-- Start of Entries provided --

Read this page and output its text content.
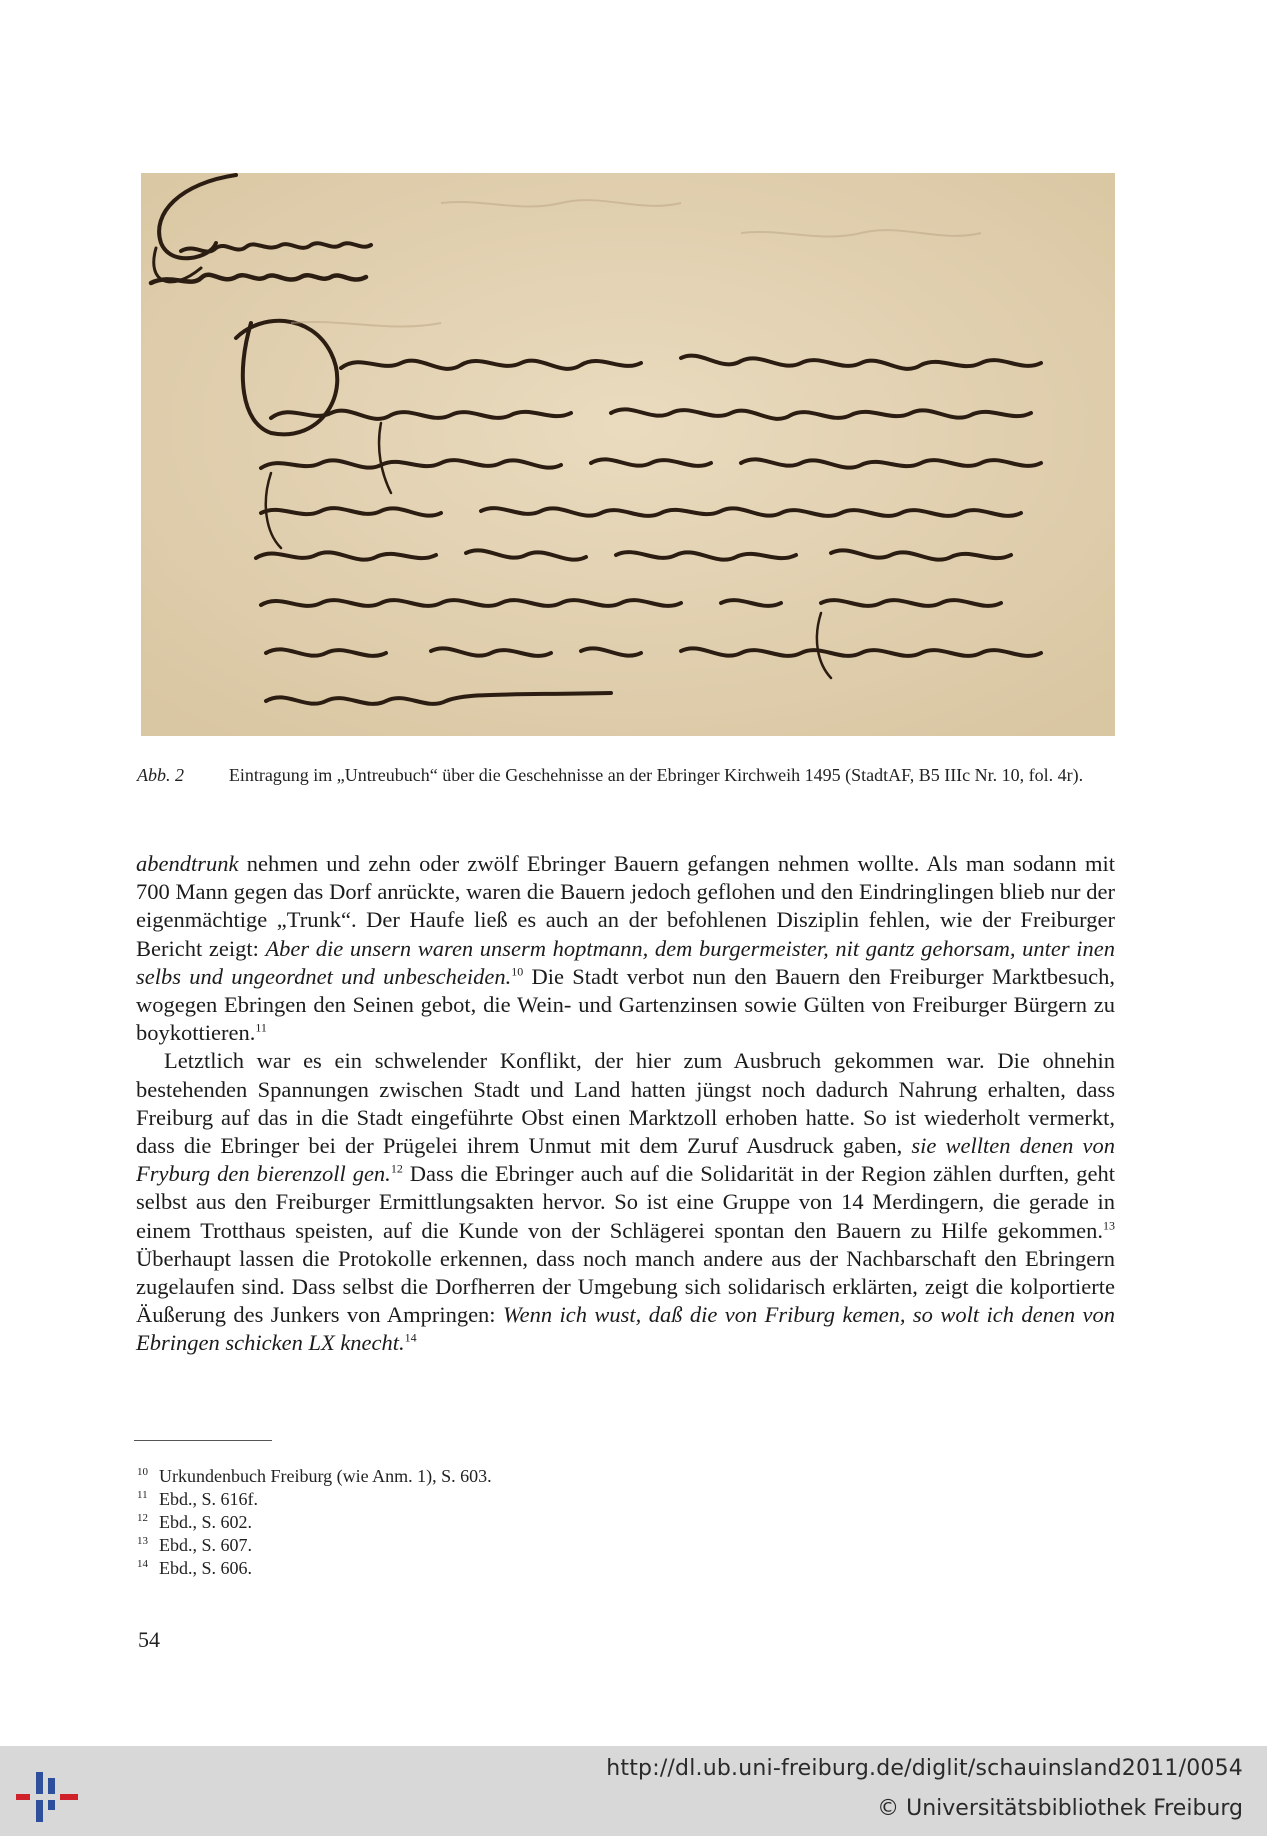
Abb. 2	Eintragung im „Untreubuch“ über die Geschehnisse an der Ebringer Kirchweih 1495 (StadtAF, B5 IIIc Nr. 10, fol. 4r).

abendtrunk nehmen und zehn oder zwölf Ebringer Bauern gefangen nehmen wollte. Als man sodann mit 700 Mann gegen das Dorf anrückte, waren die Bauern jedoch geflohen und den Eindringlingen blieb nur der eigenmächtige „Trunk“. Der Haufe ließ es auch an der befohlenen Disziplin fehlen, wie der Freiburger Bericht zeigt: Aber die unsern waren unserm hoptmann, dem burgermeister, nit gantz gehorsam, unter inen selbs und ungeordnet und unbescheiden.$^{10}$ Die Stadt verbot nun den Bauern den Freiburger Marktbesuch, wogegen Ebringen den Seinen gebot, die Wein- und Gartenzinsen sowie Gülten von Freiburger Bürgern zu boykottieren.$^{11}$

Letztlich war es ein schwelender Konflikt, der hier zum Ausbruch gekommen war. Die ohnehin bestehenden Spannungen zwischen Stadt und Land hatten jüngst noch dadurch Nahrung erhalten, dass Freiburg auf das in die Stadt eingeführte Obst einen Marktzoll erhoben hatte. So ist wiederholt vermerkt, dass die Ebringer bei der Prügelei ihrem Unmut mit dem Zuruf Ausdruck gaben, sie wellten denen von Fryburg den bierenzoll gen.$^{12}$ Dass die Ebringer auch auf die Solidarität in der Region zählen durften, geht selbst aus den Freiburger Ermittlungsakten hervor. So ist eine Gruppe von 14 Merdingern, die gerade in einem Trotthaus speisten, auf die Kunde von der Schlägerei spontan den Bauern zu Hilfe gekommen.$^{13}$ Überhaupt lassen die Protokolle erkennen, dass noch manch andere aus der Nachbarschaft den Ebringern zugelaufen sind. Dass selbst die Dorfherren der Umgebung sich solidarisch erklärten, zeigt die kolportierte Äußerung des Junkers von Ampringen: Wenn ich wust, daß die von Friburg kemen, so wolt ich denen von Ebringen schicken LX knecht.$^{14}$

10 Urkundenbuch Freiburg (wie Anm. 1), S. 603.
11 Ebd., S. 616f.
12 Ebd., S. 602.
13 Ebd., S. 607.
14 Ebd., S. 606.
54
http://dl.ub.uni-freiburg.de/diglit/schauinsland2011/0054
© Universitätsbibliothek Freiburg
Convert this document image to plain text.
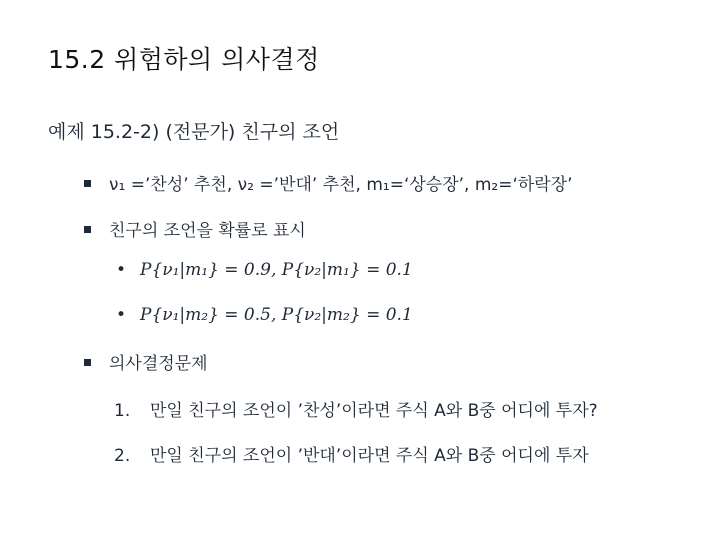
15.2 위험하의 의사결정
예제 15.2-2) (전문가) 친구의 조언
ν₁ =’찬성’ 추천, ν₂ =’반대’ 추천, m₁=‘상승장’, m₂=‘하락장’
친구의 조언을 확률로 표시
• P{ν₁|m₁} = 0.9, P{ν₂|m₁} = 0.1
• P{ν₁|m₂} = 0.5, P{ν₂|m₂} = 0.1
의사결정문제
1.	만일 친구의 조언이 ’찬성’이라면 주식 A와 B중 어디에 투자?
2.	만일 친구의 조언이 ’반대’이라면 주식 A와 B중 어디에 투자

-- End of Entries provided --

**Written problem**
Reply with nothing but a number: how many lines of the entries above contain the string "text"?

**Exercise result**
2